Stored entries
"""

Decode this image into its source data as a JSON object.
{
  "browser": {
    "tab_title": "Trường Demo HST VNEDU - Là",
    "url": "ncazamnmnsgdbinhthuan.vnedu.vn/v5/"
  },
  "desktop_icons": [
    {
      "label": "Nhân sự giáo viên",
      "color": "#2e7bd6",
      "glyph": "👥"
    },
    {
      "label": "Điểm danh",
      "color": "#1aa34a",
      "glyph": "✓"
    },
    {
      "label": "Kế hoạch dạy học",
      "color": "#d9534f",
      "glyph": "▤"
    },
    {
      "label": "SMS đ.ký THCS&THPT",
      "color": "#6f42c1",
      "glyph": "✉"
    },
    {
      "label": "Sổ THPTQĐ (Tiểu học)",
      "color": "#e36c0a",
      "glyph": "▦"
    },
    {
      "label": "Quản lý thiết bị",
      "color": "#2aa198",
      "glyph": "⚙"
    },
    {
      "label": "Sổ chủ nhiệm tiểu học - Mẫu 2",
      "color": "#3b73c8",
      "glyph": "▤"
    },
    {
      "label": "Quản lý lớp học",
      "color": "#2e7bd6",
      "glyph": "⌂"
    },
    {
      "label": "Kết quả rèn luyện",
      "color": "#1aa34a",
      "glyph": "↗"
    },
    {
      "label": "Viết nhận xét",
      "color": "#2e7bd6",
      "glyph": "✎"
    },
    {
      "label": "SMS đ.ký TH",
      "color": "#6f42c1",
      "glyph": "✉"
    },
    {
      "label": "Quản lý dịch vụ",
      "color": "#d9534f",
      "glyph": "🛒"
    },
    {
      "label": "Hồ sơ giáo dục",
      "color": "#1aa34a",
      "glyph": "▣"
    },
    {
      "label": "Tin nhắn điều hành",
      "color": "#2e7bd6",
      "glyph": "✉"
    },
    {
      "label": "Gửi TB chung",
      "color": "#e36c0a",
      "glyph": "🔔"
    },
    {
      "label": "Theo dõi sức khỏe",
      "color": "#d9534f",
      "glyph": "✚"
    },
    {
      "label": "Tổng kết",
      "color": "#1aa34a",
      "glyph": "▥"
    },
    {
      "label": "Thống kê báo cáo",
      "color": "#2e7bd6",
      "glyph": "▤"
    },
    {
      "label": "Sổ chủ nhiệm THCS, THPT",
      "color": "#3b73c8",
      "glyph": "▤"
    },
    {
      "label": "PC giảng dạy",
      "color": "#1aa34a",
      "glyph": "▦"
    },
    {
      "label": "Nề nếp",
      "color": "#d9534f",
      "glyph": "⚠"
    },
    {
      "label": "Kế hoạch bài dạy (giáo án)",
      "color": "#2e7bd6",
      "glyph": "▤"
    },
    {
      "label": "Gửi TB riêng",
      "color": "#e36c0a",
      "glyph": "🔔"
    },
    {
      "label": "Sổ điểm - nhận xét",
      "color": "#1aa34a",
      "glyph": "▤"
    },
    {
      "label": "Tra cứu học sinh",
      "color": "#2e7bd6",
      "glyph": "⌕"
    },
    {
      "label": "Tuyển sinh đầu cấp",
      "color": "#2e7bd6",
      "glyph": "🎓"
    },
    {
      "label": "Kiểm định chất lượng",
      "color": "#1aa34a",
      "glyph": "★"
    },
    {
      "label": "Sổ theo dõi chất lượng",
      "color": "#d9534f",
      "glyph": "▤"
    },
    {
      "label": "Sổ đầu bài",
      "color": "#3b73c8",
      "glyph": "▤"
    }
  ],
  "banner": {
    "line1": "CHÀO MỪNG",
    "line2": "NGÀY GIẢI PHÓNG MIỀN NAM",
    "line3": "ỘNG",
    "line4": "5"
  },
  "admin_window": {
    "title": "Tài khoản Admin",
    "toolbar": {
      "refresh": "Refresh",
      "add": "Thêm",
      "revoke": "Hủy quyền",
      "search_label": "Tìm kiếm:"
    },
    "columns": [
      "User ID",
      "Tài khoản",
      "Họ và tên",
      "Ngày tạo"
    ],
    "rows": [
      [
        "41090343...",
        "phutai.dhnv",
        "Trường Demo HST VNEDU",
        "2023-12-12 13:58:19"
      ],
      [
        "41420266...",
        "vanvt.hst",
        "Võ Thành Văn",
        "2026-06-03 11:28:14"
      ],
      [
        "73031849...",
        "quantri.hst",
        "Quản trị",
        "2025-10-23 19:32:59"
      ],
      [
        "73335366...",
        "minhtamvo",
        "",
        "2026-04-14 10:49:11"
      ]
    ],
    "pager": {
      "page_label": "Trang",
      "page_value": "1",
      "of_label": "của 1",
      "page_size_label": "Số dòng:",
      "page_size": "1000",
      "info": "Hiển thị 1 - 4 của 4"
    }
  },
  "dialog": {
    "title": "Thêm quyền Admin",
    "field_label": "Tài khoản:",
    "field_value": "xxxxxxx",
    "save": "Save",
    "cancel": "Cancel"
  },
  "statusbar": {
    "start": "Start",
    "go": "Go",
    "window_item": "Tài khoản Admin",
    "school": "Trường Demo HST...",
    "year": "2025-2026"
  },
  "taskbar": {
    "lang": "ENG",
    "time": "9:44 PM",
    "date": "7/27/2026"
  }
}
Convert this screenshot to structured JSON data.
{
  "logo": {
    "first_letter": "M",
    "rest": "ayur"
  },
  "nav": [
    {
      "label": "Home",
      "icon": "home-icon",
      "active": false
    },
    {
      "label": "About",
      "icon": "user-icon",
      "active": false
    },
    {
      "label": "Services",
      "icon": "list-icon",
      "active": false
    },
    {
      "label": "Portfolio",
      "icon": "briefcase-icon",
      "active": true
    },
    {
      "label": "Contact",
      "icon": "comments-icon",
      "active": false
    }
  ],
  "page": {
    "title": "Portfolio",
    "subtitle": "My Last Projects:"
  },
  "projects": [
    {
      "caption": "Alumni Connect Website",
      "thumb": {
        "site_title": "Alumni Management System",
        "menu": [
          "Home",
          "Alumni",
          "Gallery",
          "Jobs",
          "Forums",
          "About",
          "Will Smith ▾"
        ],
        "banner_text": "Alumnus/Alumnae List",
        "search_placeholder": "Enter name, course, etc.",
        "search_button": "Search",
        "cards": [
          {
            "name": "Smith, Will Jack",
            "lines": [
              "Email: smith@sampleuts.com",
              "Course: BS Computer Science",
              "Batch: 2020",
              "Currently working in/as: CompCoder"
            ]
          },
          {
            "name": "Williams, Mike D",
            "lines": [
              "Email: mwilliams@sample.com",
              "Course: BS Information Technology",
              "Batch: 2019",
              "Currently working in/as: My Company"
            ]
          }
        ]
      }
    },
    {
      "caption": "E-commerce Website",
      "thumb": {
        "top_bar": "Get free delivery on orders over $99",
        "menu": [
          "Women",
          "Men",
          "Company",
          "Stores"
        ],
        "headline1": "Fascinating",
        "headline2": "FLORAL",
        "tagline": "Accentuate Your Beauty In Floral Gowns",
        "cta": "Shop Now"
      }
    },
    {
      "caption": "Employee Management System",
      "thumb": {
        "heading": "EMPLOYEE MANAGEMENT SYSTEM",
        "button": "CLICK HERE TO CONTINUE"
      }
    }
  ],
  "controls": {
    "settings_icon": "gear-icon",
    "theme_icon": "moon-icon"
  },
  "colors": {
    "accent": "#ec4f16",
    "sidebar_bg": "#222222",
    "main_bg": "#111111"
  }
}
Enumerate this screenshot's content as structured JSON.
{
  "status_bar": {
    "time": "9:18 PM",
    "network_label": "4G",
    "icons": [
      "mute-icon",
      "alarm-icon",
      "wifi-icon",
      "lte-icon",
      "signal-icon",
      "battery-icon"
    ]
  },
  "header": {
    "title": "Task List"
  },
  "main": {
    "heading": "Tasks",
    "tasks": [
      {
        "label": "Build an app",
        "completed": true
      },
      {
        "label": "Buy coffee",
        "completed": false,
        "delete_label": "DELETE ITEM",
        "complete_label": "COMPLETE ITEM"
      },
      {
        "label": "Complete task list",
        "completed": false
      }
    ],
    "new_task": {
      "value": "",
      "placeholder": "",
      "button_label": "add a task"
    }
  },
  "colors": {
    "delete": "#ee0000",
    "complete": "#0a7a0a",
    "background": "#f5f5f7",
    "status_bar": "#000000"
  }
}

"""

Which lines contain "Company"? Show each of them.

§ **Completed task**:
              "Currently working in/as: My Company"
          "Company",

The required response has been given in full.